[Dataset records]
--- Begin ---

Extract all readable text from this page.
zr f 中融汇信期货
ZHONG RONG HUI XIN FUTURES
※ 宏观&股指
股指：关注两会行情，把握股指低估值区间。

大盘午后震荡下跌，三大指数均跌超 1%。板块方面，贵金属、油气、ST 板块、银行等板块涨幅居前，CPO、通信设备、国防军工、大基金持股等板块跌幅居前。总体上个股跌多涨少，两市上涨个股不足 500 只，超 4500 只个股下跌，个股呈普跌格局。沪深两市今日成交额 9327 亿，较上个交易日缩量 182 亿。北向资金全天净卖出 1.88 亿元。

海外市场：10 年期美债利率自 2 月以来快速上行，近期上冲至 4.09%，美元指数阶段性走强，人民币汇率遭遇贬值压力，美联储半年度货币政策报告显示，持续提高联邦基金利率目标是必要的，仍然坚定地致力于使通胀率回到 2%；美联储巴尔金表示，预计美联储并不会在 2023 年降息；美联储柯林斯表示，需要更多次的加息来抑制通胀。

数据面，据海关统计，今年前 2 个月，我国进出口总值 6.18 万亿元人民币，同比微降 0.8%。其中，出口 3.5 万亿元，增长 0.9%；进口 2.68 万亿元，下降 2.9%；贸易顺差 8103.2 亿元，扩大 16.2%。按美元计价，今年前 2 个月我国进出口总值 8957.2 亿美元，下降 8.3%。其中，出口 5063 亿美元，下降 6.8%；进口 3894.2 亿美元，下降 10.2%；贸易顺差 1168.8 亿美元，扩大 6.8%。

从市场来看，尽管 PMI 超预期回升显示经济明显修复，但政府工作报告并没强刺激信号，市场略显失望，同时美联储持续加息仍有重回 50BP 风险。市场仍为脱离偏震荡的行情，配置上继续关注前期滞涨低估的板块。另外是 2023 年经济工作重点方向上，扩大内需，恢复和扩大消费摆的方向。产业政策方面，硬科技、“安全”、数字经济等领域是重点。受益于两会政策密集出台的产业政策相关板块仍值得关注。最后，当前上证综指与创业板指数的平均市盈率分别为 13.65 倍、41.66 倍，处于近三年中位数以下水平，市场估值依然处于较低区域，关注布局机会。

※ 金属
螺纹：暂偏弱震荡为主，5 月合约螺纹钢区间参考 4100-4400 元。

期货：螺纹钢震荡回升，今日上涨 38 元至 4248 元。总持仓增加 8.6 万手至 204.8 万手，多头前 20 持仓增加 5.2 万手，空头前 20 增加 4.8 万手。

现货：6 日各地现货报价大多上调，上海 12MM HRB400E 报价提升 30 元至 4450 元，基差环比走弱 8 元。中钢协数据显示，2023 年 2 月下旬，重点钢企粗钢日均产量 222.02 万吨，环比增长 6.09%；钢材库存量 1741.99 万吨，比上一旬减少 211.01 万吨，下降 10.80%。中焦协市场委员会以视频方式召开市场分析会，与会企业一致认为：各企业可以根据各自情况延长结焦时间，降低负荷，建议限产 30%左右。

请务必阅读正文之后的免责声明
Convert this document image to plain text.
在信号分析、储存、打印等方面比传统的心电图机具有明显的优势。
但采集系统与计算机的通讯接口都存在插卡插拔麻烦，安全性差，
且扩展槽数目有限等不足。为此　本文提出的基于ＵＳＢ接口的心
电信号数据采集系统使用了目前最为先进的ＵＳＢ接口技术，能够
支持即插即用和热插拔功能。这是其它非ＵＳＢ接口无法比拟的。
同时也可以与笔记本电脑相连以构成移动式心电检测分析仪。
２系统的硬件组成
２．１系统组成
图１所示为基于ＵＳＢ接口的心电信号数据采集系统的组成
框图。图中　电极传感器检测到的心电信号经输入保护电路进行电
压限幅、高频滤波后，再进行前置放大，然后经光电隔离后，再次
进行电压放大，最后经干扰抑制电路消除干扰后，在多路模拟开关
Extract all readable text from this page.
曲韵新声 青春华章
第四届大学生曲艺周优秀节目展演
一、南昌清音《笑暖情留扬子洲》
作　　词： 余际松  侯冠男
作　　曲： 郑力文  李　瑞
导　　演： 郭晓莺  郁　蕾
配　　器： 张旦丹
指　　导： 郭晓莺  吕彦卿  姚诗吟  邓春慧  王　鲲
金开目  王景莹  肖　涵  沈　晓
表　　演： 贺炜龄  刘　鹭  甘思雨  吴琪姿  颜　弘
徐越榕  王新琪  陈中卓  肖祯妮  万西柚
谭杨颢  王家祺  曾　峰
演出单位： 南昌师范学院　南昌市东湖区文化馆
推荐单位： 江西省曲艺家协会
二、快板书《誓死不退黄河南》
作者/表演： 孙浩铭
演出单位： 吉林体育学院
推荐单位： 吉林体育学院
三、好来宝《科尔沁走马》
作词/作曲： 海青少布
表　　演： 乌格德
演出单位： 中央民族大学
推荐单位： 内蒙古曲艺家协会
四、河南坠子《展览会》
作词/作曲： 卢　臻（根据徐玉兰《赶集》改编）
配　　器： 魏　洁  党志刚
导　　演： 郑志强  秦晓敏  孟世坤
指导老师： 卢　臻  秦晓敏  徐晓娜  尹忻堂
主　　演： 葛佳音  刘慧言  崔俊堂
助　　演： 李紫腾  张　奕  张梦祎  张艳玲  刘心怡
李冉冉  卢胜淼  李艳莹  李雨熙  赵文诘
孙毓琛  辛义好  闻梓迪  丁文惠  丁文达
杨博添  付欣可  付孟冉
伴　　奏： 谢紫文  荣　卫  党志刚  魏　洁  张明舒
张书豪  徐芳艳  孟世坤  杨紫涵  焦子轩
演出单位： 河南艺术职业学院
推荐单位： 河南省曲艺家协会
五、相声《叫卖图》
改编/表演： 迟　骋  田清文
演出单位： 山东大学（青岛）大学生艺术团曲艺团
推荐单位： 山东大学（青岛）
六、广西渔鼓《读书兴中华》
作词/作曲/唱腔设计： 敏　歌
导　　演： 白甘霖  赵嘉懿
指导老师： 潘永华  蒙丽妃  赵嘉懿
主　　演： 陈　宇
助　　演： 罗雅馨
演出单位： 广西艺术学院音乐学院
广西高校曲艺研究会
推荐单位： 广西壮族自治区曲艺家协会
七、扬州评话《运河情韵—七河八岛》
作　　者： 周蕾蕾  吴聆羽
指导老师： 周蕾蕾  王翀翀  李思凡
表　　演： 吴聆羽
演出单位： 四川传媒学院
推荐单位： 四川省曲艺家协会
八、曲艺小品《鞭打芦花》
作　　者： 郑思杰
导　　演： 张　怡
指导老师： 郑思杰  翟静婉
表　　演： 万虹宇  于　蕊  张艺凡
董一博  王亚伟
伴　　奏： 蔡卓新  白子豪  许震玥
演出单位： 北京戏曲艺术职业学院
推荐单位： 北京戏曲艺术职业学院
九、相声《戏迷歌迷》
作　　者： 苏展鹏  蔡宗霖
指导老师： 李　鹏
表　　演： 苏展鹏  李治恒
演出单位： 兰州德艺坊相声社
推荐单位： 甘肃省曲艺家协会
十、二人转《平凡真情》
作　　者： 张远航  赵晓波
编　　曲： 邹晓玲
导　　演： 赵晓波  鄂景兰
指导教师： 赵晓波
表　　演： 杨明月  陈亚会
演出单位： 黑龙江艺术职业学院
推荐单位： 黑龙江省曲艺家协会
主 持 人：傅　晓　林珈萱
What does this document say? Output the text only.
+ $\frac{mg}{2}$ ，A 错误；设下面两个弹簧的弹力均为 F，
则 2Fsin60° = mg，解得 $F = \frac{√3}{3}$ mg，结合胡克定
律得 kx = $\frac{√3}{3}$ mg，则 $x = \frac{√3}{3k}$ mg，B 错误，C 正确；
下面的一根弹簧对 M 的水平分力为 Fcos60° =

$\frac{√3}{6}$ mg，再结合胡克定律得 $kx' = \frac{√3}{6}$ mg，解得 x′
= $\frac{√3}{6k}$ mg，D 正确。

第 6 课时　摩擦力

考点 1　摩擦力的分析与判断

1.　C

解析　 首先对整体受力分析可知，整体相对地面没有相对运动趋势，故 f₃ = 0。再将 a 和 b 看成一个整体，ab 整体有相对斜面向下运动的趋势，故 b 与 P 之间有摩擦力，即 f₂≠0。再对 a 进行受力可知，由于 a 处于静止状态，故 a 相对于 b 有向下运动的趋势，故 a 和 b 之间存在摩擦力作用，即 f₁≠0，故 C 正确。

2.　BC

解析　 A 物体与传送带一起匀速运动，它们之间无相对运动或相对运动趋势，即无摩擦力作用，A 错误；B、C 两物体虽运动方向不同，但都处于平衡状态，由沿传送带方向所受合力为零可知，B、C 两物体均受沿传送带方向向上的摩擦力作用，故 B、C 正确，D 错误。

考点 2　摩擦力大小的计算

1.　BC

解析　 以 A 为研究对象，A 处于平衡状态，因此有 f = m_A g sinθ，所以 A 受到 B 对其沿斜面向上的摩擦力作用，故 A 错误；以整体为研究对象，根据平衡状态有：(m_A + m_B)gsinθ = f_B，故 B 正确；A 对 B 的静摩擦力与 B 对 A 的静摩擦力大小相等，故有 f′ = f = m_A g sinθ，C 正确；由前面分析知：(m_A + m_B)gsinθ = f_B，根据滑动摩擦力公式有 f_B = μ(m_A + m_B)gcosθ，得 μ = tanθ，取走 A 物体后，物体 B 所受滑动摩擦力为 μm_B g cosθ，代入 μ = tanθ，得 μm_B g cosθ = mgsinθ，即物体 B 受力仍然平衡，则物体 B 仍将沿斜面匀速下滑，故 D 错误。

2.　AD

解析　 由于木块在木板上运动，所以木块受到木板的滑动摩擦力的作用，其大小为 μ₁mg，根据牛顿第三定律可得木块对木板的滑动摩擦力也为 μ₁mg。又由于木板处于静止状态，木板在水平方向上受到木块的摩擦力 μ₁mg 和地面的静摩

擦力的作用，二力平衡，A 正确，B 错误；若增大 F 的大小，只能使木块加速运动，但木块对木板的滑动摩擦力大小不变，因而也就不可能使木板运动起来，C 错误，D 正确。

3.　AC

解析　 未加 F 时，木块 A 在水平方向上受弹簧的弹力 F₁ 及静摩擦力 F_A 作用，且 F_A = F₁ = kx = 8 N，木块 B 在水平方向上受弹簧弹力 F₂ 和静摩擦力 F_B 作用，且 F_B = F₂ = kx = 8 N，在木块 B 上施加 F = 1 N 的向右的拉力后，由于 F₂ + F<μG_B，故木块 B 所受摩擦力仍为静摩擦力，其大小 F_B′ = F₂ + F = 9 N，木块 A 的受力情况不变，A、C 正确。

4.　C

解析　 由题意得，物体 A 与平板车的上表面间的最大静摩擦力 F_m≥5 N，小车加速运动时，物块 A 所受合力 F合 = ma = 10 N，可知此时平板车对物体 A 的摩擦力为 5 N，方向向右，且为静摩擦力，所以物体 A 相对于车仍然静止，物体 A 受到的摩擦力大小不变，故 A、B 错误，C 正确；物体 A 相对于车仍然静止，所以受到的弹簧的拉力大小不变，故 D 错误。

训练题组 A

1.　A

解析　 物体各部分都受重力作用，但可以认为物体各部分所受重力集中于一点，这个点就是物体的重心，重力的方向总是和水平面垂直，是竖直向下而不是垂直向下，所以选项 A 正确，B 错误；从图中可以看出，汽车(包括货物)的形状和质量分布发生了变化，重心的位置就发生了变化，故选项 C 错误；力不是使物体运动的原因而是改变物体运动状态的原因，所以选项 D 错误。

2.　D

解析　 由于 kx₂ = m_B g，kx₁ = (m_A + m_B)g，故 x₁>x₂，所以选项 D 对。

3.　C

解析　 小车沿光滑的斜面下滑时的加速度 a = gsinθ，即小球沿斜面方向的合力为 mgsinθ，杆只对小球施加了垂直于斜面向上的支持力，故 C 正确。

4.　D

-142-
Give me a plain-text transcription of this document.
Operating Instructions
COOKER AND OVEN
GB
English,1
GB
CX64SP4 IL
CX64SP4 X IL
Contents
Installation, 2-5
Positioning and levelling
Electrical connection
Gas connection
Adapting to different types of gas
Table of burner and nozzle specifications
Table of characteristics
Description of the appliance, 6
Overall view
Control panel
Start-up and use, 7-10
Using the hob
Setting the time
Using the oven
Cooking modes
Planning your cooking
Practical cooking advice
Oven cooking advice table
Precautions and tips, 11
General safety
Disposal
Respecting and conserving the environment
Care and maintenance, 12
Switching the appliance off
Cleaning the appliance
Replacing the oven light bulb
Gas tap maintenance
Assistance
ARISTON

--- End ---

- What is needed: Give the number of lines in the entries that include the string "text", and nothing more.

- Written answer: 5